### [Goal of the exercise]
Select the lines that contain "document" and copy each of them.

Collected data entries

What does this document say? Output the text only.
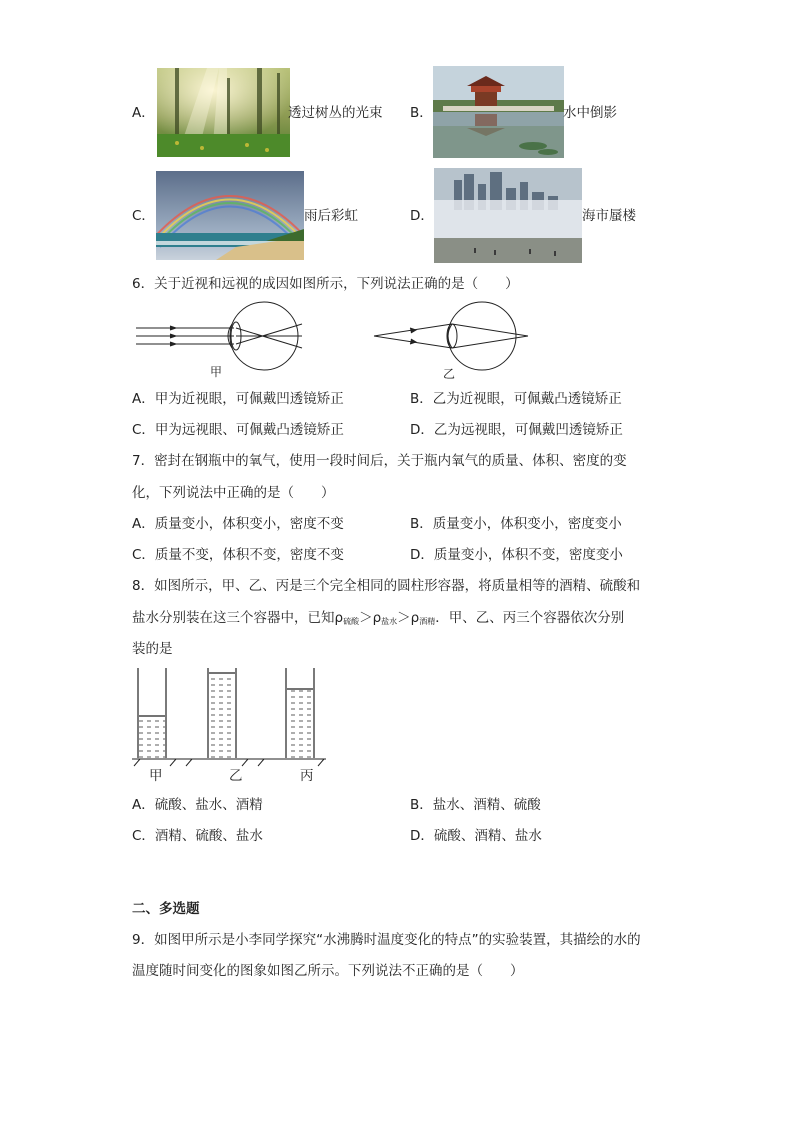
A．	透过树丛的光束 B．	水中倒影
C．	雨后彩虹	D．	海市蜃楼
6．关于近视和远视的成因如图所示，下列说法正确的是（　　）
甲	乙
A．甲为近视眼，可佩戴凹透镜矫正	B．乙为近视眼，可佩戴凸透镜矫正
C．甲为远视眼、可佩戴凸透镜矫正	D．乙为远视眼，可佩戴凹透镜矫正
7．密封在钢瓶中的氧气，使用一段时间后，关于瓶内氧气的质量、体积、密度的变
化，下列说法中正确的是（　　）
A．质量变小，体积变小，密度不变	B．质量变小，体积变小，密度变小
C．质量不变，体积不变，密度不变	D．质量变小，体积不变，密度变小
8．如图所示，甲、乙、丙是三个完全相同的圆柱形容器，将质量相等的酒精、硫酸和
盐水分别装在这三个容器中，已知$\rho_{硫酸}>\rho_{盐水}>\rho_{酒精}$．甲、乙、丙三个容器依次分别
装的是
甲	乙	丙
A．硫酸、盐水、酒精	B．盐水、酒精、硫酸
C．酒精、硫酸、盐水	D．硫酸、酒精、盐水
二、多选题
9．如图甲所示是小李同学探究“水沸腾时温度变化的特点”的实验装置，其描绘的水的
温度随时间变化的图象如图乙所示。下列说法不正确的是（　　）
--
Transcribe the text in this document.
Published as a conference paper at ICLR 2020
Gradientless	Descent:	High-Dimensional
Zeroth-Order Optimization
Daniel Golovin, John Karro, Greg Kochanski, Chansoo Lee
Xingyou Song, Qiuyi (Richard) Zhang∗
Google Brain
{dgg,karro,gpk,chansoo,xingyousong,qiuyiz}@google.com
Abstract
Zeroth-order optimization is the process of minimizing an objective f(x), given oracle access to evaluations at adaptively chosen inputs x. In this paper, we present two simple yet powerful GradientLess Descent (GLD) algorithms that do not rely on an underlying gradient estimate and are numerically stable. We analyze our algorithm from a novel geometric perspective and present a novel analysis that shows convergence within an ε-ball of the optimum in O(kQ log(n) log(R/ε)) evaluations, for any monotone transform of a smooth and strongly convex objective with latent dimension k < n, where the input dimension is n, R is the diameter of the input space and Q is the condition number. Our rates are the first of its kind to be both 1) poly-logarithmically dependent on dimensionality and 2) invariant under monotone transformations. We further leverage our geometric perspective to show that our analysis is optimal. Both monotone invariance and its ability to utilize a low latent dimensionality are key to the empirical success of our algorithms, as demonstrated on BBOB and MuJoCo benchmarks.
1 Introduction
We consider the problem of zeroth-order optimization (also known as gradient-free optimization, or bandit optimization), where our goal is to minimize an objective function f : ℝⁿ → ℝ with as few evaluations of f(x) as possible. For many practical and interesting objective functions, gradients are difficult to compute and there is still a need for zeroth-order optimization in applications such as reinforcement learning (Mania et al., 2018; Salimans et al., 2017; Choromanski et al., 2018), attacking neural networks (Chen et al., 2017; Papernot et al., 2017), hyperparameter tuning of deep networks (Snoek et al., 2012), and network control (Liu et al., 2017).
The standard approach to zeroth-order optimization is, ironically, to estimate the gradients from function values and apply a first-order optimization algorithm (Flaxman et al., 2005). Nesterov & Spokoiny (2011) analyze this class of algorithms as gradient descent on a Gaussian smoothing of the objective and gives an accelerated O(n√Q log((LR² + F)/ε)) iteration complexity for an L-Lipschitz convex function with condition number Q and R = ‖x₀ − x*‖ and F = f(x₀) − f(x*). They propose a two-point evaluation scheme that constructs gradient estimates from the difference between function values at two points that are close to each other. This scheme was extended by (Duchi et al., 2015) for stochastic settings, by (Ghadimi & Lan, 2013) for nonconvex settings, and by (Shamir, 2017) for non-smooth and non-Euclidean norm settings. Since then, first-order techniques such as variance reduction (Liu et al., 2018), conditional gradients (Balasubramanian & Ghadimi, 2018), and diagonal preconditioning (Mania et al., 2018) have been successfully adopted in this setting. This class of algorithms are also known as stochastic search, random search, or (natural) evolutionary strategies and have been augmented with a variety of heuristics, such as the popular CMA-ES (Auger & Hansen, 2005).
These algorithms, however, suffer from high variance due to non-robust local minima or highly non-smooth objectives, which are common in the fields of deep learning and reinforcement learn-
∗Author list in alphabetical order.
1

### [Worked solution]
What does this document say? Output the text only.
Transcribe the text in this document.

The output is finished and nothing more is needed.